● **Prompt**:
Reproduce the data exactly.

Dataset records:
* * * * *
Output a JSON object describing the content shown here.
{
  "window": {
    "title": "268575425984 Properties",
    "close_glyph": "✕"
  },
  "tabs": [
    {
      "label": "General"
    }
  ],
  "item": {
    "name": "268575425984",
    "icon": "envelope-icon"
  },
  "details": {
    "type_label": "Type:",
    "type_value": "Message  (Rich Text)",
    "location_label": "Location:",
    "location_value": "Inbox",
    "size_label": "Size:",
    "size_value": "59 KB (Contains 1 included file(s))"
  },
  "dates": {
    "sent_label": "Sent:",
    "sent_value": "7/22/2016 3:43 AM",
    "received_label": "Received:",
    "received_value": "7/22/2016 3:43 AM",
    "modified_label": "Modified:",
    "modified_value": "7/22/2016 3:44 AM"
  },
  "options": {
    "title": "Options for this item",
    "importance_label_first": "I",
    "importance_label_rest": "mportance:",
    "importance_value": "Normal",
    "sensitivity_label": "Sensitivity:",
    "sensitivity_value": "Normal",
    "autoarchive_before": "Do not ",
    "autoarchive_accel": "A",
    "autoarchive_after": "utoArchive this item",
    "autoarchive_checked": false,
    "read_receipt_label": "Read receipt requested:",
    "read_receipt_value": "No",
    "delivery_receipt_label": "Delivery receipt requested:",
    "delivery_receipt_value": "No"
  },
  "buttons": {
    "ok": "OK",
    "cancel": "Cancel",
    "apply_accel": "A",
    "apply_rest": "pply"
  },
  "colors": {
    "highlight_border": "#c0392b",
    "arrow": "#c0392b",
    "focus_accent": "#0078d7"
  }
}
* * * * *
● **Answer for the task**:
Output a JSON object describing the content shown here.
{
  "window": {
    "title": "268575425984 Properties",
    "close_glyph": "✕"
  },
  "tabs": [
    {
      "label": "General"
    }
  ],
  "item": {
    "name": "268575425984",
    "icon": "envelope-icon"
  },
  "details": {
    "type_label": "Type:",
    "type_value": "Message  (Rich Text)",
    "location_label": "Location:",
    "location_value": "Inbox",
    "size_label": "Size:",
    "size_value": "59 KB (Contains 1 included file(s))"
  },
  "dates": {
    "sent_label": "Sent:",
    "sent_value": "7/22/2016 3:43 AM",
    "received_label": "Received:",
    "received_value": "7/22/2016 3:43 AM",
    "modified_label": "Modified:",
    "modified_value": "7/22/2016 3:44 AM"
  },
  "options": {
    "title": "Options for this item",
    "importance_label_first": "I",
    "importance_label_rest": "mportance:",
    "importance_value": "Normal",
    "sensitivity_label": "Sensitivity:",
    "sensitivity_value": "Normal",
    "autoarchive_before": "Do not ",
    "autoarchive_accel": "A",
    "autoarchive_after": "utoArchive this item",
    "autoarchive_checked": false,
    "read_receipt_label": "Read receipt requested:",
    "read_receipt_value": "No",
    "delivery_receipt_label": "Delivery receipt requested:",
    "delivery_receipt_value": "No"
  },
  "buttons": {
    "ok": "OK",
    "cancel": "Cancel",
    "apply_accel": "A",
    "apply_rest": "pply"
  },
  "colors": {
    "highlight_border": "#c0392b",
    "arrow": "#c0392b",
    "focus_accent": "#0078d7"
  }
}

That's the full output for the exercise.